Your task
Output each line of the material exactly as it stands.

=== Source material ===

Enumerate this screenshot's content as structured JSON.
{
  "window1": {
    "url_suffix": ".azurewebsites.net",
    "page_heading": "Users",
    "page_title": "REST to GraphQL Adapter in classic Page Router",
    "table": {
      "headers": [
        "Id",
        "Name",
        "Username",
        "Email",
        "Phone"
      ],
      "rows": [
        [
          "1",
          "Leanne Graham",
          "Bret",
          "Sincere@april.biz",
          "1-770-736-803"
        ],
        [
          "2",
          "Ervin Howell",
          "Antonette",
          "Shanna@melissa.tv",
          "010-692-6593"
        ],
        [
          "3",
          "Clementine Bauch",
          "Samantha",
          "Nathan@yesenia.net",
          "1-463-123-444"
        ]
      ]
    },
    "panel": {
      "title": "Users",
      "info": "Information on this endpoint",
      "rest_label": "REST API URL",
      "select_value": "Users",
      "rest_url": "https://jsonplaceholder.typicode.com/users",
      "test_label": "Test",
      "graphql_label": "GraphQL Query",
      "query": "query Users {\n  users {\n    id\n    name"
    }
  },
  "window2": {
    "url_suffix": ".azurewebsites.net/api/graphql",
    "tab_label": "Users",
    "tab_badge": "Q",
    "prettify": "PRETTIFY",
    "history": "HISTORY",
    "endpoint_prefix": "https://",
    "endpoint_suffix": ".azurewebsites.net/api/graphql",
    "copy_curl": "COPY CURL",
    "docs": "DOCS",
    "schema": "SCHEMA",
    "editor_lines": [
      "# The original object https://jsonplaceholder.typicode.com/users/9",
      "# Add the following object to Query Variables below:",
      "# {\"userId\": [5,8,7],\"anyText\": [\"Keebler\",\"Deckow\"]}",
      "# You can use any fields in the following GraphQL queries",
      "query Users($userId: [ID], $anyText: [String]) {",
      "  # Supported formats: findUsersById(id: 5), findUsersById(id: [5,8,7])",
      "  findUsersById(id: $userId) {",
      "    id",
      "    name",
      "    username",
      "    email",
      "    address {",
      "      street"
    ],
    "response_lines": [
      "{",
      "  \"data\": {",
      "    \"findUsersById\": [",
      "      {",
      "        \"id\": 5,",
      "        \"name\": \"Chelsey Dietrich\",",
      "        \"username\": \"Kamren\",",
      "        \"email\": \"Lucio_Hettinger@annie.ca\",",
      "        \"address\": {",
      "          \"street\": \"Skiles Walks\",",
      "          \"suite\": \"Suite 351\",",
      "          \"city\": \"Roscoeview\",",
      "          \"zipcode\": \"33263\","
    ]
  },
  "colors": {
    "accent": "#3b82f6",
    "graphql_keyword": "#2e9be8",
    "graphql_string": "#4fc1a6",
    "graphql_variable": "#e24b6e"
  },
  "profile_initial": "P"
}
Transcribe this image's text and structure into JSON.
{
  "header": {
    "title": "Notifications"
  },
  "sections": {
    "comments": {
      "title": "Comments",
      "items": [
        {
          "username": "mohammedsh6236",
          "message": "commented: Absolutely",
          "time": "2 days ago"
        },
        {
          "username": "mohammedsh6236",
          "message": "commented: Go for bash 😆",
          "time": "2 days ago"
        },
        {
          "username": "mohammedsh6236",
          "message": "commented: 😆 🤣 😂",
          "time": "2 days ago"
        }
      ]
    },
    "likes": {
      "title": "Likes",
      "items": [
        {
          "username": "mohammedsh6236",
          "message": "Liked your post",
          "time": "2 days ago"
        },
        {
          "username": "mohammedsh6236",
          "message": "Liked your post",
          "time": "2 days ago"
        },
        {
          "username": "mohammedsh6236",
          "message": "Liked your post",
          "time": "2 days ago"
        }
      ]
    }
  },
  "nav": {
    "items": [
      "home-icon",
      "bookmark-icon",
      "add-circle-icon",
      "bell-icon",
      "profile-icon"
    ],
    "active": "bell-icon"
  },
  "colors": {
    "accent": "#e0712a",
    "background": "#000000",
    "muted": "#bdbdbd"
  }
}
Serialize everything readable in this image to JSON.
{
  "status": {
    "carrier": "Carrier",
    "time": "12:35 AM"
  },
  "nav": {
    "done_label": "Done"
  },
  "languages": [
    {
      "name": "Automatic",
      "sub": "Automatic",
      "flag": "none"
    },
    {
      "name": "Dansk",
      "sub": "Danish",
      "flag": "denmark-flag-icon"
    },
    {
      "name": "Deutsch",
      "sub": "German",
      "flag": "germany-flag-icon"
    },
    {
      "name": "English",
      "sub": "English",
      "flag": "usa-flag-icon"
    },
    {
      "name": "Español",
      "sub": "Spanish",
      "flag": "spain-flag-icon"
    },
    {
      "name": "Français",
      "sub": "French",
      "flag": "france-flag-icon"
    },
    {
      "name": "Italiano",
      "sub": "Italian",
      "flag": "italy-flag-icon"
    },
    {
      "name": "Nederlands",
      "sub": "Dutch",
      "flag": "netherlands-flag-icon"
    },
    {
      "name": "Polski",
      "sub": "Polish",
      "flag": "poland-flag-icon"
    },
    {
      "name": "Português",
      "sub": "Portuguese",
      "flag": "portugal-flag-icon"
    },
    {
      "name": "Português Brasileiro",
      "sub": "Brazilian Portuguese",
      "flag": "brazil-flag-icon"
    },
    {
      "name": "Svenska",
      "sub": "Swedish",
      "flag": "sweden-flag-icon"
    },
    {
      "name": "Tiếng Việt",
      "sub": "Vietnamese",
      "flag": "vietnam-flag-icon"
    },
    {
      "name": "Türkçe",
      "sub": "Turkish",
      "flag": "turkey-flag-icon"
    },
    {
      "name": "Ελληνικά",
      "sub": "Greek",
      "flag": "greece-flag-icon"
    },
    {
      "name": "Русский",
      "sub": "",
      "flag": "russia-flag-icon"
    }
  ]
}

===

Task response
Enumerate this screenshot's content as structured JSON.
{
  "window1": {
    "url_suffix": ".azurewebsites.net",
    "page_heading": "Users",
    "page_title": "REST to GraphQL Adapter in classic Page Router",
    "table": {
      "headers": [
        "Id",
        "Name",
        "Username",
        "Email",
        "Phone"
      ],
      "rows": [
        [
          "1",
          "Leanne Graham",
          "Bret",
          "Sincere@april.biz",
          "1-770-736-803"
        ],
        [
          "2",
          "Ervin Howell",
          "Antonette",
          "Shanna@melissa.tv",
          "010-692-6593"
        ],
        [
          "3",
          "Clementine Bauch",
          "Samantha",
          "Nathan@yesenia.net",
          "1-463-123-444"
        ]
      ]
    },
    "panel": {
      "title": "Users",
      "info": "Information on this endpoint",
      "rest_label": "REST API URL",
      "select_value": "Users",
      "rest_url": "https://jsonplaceholder.typicode.com/users",
      "test_label": "Test",
      "graphql_label": "GraphQL Query",
      "query": "query Users {\n  users {\n    id\n    name"
    }
  },
  "window2": {
    "url_suffix": ".azurewebsites.net/api/graphql",
    "tab_label": "Users",
    "tab_badge": "Q",
    "prettify": "PRETTIFY",
    "history": "HISTORY",
    "endpoint_prefix": "https://",
    "endpoint_suffix": ".azurewebsites.net/api/graphql",
    "copy_curl": "COPY CURL",
    "docs": "DOCS",
    "schema": "SCHEMA",
    "editor_lines": [
      "# The original object https://jsonplaceholder.typicode.com/users/9",
      "# Add the following object to Query Variables below:",
      "# {\"userId\": [5,8,7],\"anyText\": [\"Keebler\",\"Deckow\"]}",
      "# You can use any fields in the following GraphQL queries",
      "query Users($userId: [ID], $anyText: [String]) {",
      "  # Supported formats: findUsersById(id: 5), findUsersById(id: [5,8,7])",
      "  findUsersById(id: $userId) {",
      "    id",
      "    name",
      "    username",
      "    email",
      "    address {",
      "      street"
    ],
    "response_lines": [
      "{",
      "  \"data\": {",
      "    \"findUsersById\": [",
      "      {",
      "        \"id\": 5,",
      "        \"name\": \"Chelsey Dietrich\",",
      "        \"username\": \"Kamren\",",
      "        \"email\": \"Lucio_Hettinger@annie.ca\",",
      "        \"address\": {",
      "          \"street\": \"Skiles Walks\",",
      "          \"suite\": \"Suite 351\",",
      "          \"city\": \"Roscoeview\",",
      "          \"zipcode\": \"33263\","
    ]
  },
  "colors": {
    "accent": "#3b82f6",
    "graphql_keyword": "#2e9be8",
    "graphql_string": "#4fc1a6",
    "graphql_variable": "#e24b6e"
  },
  "profile_initial": "P"
}
Transcribe this image's text and structure into JSON.
{
  "header": {
    "title": "Notifications"
  },
  "sections": {
    "comments": {
      "title": "Comments",
      "items": [
        {
          "username": "mohammedsh6236",
          "message": "commented: Absolutely",
          "time": "2 days ago"
        },
        {
          "username": "mohammedsh6236",
          "message": "commented: Go for bash 😆",
          "time": "2 days ago"
        },
        {
          "username": "mohammedsh6236",
          "message": "commented: 😆 🤣 😂",
          "time": "2 days ago"
        }
      ]
    },
    "likes": {
      "title": "Likes",
      "items": [
        {
          "username": "mohammedsh6236",
          "message": "Liked your post",
          "time": "2 days ago"
        },
        {
          "username": "mohammedsh6236",
          "message": "Liked your post",
          "time": "2 days ago"
        },
        {
          "username": "mohammedsh6236",
          "message": "Liked your post",
          "time": "2 days ago"
        }
      ]
    }
  },
  "nav": {
    "items": [
      "home-icon",
      "bookmark-icon",
      "add-circle-icon",
      "bell-icon",
      "profile-icon"
    ],
    "active": "bell-icon"
  },
  "colors": {
    "accent": "#e0712a",
    "background": "#000000",
    "muted": "#bdbdbd"
  }
}
Serialize everything readable in this image to JSON.
{
  "status": {
    "carrier": "Carrier",
    "time": "12:35 AM"
  },
  "nav": {
    "done_label": "Done"
  },
  "languages": [
    {
      "name": "Automatic",
      "sub": "Automatic",
      "flag": "none"
    },
    {
      "name": "Dansk",
      "sub": "Danish",
      "flag": "denmark-flag-icon"
    },
    {
      "name": "Deutsch",
      "sub": "German",
      "flag": "germany-flag-icon"
    },
    {
      "name": "English",
      "sub": "English",
      "flag": "usa-flag-icon"
    },
    {
      "name": "Español",
      "sub": "Spanish",
      "flag": "spain-flag-icon"
    },
    {
      "name": "Français",
      "sub": "French",
      "flag": "france-flag-icon"
    },
    {
      "name": "Italiano",
      "sub": "Italian",
      "flag": "italy-flag-icon"
    },
    {
      "name": "Nederlands",
      "sub": "Dutch",
      "flag": "netherlands-flag-icon"
    },
    {
      "name": "Polski",
      "sub": "Polish",
      "flag": "poland-flag-icon"
    },
    {
      "name": "Português",
      "sub": "Portuguese",
      "flag": "portugal-flag-icon"
    },
    {
      "name": "Português Brasileiro",
      "sub": "Brazilian Portuguese",
      "flag": "brazil-flag-icon"
    },
    {
      "name": "Svenska",
      "sub": "Swedish",
      "flag": "sweden-flag-icon"
    },
    {
      "name": "Tiếng Việt",
      "sub": "Vietnamese",
      "flag": "vietnam-flag-icon"
    },
    {
      "name": "Türkçe",
      "sub": "Turkish",
      "flag": "turkey-flag-icon"
    },
    {
      "name": "Ελληνικά",
      "sub": "Greek",
      "flag": "greece-flag-icon"
    },
    {
      "name": "Русский",
      "sub": "",
      "flag": "russia-flag-icon"
    }
  ]
}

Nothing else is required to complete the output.